--- RECORDS FOR THE TASK ---
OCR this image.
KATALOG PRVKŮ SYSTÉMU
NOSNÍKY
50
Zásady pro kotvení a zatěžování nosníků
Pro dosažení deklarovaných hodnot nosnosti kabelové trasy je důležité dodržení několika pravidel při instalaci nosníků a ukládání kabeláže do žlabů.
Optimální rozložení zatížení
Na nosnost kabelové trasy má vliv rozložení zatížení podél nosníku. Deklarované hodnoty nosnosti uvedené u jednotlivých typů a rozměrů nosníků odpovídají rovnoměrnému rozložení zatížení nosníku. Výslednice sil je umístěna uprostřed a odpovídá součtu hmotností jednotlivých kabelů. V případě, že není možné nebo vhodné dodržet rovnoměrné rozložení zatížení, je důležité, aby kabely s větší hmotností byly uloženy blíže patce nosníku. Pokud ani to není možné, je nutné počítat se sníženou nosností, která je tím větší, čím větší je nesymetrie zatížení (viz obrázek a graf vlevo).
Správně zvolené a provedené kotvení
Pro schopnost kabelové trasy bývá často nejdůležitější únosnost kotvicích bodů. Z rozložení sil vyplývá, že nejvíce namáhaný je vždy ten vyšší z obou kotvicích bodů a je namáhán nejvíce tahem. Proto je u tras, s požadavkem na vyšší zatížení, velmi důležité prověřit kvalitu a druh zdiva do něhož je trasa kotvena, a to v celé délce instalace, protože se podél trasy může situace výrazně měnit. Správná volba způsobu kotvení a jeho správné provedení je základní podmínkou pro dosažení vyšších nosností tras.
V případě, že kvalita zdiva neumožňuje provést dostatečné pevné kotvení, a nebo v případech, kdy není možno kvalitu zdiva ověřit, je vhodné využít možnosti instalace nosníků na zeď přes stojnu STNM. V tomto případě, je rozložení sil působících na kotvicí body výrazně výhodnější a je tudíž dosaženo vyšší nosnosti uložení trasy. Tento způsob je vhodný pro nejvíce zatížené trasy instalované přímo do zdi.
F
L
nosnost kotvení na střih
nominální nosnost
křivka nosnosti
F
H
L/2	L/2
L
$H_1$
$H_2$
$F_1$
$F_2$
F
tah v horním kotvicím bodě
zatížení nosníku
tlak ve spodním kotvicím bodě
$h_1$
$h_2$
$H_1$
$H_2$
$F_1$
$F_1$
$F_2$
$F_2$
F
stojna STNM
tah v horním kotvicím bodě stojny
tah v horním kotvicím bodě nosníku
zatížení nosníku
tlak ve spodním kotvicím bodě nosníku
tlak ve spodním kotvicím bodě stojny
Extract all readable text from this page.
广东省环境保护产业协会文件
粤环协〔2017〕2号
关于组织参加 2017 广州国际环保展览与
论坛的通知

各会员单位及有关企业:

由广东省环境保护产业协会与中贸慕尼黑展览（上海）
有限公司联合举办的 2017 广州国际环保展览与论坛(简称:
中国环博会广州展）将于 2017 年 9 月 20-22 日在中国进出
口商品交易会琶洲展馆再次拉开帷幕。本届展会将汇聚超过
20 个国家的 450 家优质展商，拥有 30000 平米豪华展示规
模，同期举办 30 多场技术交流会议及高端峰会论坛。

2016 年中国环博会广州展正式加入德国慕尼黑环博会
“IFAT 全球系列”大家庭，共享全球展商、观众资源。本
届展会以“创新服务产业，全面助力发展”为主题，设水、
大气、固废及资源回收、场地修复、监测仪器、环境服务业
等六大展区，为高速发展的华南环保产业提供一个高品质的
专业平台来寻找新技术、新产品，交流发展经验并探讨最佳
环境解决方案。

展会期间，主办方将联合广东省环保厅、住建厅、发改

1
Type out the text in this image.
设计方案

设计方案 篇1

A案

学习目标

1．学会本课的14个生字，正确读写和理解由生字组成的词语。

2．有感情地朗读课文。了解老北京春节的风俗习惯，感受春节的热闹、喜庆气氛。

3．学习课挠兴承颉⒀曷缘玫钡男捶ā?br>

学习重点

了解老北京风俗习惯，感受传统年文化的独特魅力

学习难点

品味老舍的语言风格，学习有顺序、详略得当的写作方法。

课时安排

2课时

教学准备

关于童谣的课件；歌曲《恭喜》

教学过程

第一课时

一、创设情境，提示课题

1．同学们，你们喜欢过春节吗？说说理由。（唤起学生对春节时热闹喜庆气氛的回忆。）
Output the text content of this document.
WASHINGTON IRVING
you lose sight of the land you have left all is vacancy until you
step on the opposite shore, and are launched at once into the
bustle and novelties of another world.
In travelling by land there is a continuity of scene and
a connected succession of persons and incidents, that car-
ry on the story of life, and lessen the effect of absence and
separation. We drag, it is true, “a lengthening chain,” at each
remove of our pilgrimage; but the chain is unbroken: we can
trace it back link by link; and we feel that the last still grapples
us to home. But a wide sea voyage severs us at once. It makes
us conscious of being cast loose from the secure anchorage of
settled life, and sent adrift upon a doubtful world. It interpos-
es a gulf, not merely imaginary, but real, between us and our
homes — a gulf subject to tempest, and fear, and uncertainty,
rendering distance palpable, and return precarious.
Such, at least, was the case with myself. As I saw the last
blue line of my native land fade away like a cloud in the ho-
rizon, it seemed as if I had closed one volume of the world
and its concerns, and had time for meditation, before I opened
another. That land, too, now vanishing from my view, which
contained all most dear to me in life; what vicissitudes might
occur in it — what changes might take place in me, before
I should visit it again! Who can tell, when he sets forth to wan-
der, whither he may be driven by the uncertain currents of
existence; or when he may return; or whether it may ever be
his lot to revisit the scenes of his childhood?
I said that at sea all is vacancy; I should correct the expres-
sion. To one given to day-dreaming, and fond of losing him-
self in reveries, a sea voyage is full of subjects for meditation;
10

--- DIRECTIONS ---
In the listing, how many lines hold "land"? Answer with a bare number.

--- EXERCISE RESULT ---
4